*Directions*
1) In the forum thread about adding Bluetooth to a car phone setup, which usernames appear as post headers, and what date does each header show?
2) Can you reproduce word for word the part of the forum thread about adding Bluetooth to a car phone setup from "1) You install" to "the head panel."?

*Extract to read*

# # # # #

Yes, you have to run a wire. Took me about 60-90 minutes the first time I did it.


----------



## KrisL (Dec 22, 2001)

venusgarg said:


> Thanks both of you for all your help so far, but i have confusion in mind you are talking about cradle but their is no cradle in my car close parking brakes, and as i can see in those pictures of installation he is installing that voice activated dialling switch in cradle, i can see that switch on my steering wheel but i m not sure is working or not, but yeah according that person from bmw that replied me CPT8000 is installed at the time of manufacturing, i m confused please help.........


It's simple -

1) You install the bluetooth module in the trunk. The wiring is already there, possibly plugged into your CPT8000 "controller."
2) You install the bluetooth antenna underneath the rear ashtray. The wiring is already there.

Since you already have the CPT8000, you probably already have the microphone installed in the head panel.

You need to purchase:
* Bluetooth ULF (this is the main bluetooth controller)
* Bluetooth install kit (includes antenna/bracket/screws)

and it'll work.


----------



## doeboy (Sep 20, 2002)

venusgarg said:


> Thanks both of you for all your help so far, but i have confusion in mind you are talking about cradle but their is no cradle in my car close parking brakes, and as i can see in those pictures of installation he is installing that voice activated dialling switch in cradle, i can see that switch on my steering wheel but i m not sure is working or not, but yeah according that person from bmw that replied me CPT8000 is installed at the time of manufacturing, i m confused please help.........


Are you sure it's actually installed? That doesn't come with the car so if you have it I would think you would know for certain since you would've had to order that feature on the car. Also since you say you have no phone cradle, I'm inclined to believe you don't have the CPT8000... but just the pre-wiring for it. Did you buy the car new or used? Did the car come with a phone? If not, you probably don't have it.

The car is pre-wired for CPT8000 and BT from the factory. This does not necessarily mean you actually have a phone system installed. Maybe there was some misunderstanding as to what is and what isn't in the car? All cars with the multifuction steering wheel have the button on it regardless of whether or not you have a phone system installed from the factory.


----------



## venusgarg (Sep 9, 2005)

doeboy said:


> Are you sure it's actually installed? That doesn't come with the car so if you have it I would think you would know for certain since you would've had to order that feature on the car. Also since you say you have no phone cradle, I'm inclined to believe you don't have the CPT8000... but just the pre-wiring for it. Did you buy the car new or used? Did the car come with a phone? If not, you probably don't have it.
> 
> The car is pre-wired for CPT8000 and BT from the factory. This does not necessarily mean you actually have a phone system installed. Maybe there was some misunderstanding as to what is and what isn't in the car? All cars with the multifuction steering wheel have the button on it regardless of whether or not you have a phone system installed from the factory.


 Did you mean those controls on steering are connected to nothing, and if i have to install BT system i have to start from scratch? but what about that voice recognition system that i have on steering wheel, do i still have to install that switch close to parking brakes.

# # # # #

*Excerpted data*
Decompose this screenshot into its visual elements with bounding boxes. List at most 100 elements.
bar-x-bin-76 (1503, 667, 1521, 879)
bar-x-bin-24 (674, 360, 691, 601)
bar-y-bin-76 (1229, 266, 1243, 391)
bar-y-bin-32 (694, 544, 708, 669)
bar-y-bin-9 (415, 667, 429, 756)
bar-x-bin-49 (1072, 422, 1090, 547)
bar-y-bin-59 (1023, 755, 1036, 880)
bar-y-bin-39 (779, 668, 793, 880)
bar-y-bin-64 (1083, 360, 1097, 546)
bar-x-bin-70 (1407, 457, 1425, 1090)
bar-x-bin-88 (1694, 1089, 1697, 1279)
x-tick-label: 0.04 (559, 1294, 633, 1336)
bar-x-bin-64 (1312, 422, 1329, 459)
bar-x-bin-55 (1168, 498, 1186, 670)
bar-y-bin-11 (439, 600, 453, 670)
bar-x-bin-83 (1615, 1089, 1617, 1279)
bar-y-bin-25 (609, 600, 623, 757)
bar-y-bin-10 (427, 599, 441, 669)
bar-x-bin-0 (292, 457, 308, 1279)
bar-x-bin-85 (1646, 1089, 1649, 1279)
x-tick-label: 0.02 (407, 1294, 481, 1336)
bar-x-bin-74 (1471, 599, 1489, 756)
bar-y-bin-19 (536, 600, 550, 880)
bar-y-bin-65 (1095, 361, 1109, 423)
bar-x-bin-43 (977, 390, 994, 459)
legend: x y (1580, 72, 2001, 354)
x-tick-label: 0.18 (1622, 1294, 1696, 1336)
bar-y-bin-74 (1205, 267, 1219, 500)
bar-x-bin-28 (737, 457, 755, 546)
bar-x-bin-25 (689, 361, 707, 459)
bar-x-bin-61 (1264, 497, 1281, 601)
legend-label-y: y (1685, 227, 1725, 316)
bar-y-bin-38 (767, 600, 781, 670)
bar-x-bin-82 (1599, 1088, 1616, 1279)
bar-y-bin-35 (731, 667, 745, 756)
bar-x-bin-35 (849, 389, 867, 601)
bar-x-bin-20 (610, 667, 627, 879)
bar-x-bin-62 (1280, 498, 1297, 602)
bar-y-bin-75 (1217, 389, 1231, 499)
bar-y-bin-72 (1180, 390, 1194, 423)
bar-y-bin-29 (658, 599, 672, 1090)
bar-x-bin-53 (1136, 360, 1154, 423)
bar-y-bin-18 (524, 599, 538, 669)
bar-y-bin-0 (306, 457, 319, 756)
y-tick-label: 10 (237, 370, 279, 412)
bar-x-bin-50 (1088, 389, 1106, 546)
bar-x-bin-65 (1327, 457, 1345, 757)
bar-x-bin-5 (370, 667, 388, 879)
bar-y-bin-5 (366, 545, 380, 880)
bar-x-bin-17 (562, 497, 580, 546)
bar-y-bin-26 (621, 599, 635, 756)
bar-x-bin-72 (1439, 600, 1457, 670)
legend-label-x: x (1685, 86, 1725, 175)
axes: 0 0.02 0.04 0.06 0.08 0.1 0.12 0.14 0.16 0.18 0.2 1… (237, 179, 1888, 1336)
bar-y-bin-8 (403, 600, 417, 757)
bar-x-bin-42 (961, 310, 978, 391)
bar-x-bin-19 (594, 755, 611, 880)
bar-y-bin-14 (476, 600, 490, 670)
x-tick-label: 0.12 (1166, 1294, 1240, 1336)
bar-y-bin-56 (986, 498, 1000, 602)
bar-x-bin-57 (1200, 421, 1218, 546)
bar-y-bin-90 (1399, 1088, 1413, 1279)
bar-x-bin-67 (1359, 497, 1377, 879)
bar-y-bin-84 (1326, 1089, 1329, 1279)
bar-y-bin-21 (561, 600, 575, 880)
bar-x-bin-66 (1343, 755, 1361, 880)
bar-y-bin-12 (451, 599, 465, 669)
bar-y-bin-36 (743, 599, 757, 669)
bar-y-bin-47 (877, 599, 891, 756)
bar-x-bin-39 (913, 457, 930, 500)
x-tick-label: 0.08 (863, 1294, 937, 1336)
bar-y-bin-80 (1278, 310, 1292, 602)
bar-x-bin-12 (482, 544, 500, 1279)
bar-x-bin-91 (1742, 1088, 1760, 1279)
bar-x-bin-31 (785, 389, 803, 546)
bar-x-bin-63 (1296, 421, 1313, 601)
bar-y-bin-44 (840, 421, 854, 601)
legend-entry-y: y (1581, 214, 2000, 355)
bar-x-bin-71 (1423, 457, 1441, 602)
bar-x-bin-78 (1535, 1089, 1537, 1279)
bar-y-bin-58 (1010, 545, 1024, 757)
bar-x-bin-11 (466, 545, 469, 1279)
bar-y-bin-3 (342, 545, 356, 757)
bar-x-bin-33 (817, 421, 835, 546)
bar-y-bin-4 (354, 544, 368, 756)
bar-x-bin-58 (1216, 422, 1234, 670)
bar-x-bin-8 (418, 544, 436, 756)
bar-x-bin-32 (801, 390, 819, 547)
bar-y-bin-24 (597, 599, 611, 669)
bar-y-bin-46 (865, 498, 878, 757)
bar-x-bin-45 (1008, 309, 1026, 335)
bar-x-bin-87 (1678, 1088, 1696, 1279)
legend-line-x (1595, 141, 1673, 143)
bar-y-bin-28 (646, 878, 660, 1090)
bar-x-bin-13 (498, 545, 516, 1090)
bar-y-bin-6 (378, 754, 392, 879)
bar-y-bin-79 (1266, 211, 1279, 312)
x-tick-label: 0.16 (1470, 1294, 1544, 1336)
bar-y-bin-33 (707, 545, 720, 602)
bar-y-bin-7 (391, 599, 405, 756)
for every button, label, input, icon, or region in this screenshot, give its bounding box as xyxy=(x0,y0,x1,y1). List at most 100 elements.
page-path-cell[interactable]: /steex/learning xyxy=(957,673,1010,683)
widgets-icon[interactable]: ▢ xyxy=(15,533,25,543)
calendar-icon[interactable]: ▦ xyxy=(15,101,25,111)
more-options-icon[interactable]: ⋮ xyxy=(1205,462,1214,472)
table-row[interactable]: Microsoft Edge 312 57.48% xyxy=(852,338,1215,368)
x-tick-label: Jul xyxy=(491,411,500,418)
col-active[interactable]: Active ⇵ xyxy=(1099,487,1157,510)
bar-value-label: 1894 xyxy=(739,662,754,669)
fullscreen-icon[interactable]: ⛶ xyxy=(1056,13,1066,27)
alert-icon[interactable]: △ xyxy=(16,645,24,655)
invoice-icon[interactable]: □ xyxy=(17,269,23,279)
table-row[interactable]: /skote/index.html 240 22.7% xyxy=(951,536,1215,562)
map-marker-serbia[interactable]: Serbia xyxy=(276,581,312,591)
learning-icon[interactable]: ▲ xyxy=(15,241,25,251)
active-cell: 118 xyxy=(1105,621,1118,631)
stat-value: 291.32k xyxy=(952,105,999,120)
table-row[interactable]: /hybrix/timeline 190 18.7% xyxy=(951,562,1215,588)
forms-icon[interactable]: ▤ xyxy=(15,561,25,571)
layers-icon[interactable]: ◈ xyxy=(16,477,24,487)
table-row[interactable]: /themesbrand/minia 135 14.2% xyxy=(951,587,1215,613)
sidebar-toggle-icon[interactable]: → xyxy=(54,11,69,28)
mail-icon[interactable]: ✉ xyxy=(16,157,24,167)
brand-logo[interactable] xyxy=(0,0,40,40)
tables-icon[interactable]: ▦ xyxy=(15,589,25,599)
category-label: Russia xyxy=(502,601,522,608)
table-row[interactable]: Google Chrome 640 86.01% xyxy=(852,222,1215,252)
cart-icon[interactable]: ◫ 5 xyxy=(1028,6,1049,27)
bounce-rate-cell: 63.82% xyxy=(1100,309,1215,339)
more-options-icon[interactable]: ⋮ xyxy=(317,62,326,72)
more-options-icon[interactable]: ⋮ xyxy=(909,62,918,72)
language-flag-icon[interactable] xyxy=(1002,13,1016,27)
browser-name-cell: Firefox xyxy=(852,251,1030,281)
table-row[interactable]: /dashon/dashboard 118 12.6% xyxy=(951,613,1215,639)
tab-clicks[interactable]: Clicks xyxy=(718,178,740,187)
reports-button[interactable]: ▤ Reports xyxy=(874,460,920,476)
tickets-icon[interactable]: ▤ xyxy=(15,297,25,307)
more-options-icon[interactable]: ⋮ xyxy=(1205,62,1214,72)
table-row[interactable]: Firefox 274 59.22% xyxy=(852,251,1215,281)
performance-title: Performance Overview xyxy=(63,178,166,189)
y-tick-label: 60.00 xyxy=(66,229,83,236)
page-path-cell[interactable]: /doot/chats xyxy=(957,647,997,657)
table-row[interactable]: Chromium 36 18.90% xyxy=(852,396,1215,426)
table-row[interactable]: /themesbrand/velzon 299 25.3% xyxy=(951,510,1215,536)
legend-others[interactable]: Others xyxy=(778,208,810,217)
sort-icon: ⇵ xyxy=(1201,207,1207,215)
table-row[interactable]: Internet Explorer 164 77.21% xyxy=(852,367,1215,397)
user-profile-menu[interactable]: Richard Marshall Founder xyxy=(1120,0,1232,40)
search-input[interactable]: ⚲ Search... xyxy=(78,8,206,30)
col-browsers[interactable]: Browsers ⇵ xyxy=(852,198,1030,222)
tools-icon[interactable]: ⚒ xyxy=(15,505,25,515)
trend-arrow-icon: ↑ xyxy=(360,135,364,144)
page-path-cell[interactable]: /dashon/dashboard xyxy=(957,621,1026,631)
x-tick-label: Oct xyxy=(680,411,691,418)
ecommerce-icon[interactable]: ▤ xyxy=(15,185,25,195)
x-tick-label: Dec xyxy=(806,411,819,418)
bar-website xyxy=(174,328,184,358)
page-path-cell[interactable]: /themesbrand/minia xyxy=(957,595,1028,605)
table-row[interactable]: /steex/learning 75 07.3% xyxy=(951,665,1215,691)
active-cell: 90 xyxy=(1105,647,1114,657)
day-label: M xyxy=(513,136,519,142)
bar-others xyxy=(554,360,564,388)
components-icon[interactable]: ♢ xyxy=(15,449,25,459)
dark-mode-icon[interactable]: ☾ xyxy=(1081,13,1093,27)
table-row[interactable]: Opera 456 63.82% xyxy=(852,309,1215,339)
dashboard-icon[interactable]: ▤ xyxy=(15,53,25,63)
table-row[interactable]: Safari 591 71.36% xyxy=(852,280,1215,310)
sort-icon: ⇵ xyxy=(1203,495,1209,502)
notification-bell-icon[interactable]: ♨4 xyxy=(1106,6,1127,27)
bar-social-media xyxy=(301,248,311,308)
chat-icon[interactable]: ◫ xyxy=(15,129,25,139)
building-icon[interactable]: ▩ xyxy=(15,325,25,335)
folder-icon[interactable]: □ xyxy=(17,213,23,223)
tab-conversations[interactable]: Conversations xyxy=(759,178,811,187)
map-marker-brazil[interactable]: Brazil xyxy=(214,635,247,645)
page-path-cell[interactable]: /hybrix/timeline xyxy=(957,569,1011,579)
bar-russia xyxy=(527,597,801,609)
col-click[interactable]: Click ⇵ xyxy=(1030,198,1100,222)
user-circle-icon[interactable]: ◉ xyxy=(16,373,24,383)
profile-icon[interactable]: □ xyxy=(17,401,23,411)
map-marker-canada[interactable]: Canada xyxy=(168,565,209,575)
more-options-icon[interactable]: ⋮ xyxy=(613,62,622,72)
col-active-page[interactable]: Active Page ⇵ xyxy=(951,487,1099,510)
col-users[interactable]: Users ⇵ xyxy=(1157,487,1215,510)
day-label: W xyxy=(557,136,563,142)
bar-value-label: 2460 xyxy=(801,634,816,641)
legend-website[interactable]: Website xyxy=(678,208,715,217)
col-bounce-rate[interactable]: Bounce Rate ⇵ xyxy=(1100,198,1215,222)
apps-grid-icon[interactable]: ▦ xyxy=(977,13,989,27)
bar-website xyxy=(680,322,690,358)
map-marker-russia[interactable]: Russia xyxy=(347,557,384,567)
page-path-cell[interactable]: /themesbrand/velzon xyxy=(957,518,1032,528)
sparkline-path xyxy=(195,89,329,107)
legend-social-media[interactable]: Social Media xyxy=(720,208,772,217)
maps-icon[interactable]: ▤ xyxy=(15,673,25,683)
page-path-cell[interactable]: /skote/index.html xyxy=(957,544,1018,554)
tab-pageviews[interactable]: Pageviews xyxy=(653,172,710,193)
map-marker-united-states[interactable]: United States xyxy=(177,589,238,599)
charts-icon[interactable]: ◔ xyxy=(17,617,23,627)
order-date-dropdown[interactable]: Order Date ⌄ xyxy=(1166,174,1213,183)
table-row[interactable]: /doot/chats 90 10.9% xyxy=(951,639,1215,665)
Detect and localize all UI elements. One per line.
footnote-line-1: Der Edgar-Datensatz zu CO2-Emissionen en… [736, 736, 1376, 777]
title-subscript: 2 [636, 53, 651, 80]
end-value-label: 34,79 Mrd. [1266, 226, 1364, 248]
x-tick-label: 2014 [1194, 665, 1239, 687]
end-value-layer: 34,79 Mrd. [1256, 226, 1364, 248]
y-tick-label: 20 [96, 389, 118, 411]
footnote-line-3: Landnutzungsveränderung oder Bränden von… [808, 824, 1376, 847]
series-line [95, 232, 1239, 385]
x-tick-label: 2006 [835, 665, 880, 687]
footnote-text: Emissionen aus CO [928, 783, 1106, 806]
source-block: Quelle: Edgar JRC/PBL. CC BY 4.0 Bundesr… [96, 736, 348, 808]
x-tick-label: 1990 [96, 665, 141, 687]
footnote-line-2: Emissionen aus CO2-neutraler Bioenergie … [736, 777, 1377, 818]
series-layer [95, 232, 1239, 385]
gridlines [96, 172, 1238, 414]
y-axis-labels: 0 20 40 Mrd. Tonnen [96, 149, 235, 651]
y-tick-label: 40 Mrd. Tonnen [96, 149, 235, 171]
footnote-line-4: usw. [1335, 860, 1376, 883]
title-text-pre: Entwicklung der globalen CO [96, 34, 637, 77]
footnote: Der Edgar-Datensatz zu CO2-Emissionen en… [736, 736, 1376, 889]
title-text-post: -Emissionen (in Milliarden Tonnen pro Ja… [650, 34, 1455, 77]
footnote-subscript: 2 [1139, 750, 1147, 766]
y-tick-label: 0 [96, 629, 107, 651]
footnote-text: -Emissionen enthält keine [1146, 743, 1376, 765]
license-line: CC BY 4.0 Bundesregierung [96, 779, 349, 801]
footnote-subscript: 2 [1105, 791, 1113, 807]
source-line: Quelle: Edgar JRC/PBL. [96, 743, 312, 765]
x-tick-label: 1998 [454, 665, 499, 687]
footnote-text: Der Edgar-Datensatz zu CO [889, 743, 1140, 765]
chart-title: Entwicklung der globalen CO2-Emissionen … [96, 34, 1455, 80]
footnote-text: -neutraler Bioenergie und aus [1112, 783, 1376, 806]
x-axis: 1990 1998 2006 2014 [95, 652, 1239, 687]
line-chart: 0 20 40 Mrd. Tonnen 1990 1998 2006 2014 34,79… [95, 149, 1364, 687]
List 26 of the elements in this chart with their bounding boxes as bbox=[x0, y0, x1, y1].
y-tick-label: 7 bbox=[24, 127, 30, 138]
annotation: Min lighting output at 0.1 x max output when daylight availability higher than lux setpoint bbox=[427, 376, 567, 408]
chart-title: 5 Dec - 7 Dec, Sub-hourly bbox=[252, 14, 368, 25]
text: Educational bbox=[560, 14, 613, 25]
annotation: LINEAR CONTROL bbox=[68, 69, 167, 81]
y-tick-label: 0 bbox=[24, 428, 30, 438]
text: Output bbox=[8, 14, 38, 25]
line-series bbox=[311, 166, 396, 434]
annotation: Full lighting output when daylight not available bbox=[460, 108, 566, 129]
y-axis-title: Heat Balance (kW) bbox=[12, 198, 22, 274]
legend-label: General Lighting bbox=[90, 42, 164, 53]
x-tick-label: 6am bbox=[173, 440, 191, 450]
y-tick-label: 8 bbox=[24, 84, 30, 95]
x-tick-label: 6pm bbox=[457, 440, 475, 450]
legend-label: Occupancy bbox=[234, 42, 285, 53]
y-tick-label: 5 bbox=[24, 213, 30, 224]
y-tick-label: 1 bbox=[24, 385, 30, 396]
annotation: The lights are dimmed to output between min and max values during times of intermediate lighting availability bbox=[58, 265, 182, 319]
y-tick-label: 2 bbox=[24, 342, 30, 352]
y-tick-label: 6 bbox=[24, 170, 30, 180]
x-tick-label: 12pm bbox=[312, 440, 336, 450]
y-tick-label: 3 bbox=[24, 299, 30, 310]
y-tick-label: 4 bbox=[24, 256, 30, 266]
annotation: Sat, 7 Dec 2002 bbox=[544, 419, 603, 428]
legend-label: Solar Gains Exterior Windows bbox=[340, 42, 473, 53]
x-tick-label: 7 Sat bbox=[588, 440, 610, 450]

# # # # #

*Worked solutions*
1)
- KrisL (Dec 22, 2001)
- doeboy (Sep 20, 2002)
- venusgarg (Sep 9, 2005)

2)
1) You install the bluetooth module in the trunk. The wiring is already there, possibly plugged into your CPT8000 "controller."
2) You install the bluetooth antenna underneath the rear ashtray. The wiring is already there.

Since you already have the CPT8000, you probably already have the microphone installed in the head panel.